### The data
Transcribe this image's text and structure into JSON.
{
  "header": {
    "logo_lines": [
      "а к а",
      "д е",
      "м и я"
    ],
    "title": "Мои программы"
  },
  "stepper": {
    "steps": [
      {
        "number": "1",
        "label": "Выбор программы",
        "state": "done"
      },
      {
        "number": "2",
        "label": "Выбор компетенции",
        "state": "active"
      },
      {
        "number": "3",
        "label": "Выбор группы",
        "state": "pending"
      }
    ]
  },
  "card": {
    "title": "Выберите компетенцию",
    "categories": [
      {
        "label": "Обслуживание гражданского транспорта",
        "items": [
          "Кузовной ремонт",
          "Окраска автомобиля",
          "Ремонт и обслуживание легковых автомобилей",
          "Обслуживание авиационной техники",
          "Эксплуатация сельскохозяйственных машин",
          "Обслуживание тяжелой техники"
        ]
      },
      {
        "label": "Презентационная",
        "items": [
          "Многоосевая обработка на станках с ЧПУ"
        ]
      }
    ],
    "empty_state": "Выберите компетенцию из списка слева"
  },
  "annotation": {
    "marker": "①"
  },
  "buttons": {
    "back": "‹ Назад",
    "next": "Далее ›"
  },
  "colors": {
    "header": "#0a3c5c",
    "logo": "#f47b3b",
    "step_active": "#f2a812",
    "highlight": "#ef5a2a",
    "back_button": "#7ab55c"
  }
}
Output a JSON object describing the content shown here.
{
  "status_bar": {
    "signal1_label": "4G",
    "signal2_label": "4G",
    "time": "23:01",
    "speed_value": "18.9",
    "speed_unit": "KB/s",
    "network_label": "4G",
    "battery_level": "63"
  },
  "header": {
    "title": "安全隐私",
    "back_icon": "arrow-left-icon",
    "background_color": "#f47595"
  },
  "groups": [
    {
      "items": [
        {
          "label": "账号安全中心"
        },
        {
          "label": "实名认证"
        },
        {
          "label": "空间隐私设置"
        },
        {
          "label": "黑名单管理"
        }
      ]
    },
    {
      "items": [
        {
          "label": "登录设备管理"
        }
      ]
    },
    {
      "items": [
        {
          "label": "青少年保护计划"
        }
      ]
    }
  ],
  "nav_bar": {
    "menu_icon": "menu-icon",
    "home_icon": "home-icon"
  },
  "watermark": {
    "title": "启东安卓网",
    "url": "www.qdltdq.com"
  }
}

### What is asked
Your answer should be a single number: how many lines of the material contain the word "программы".

### The result
2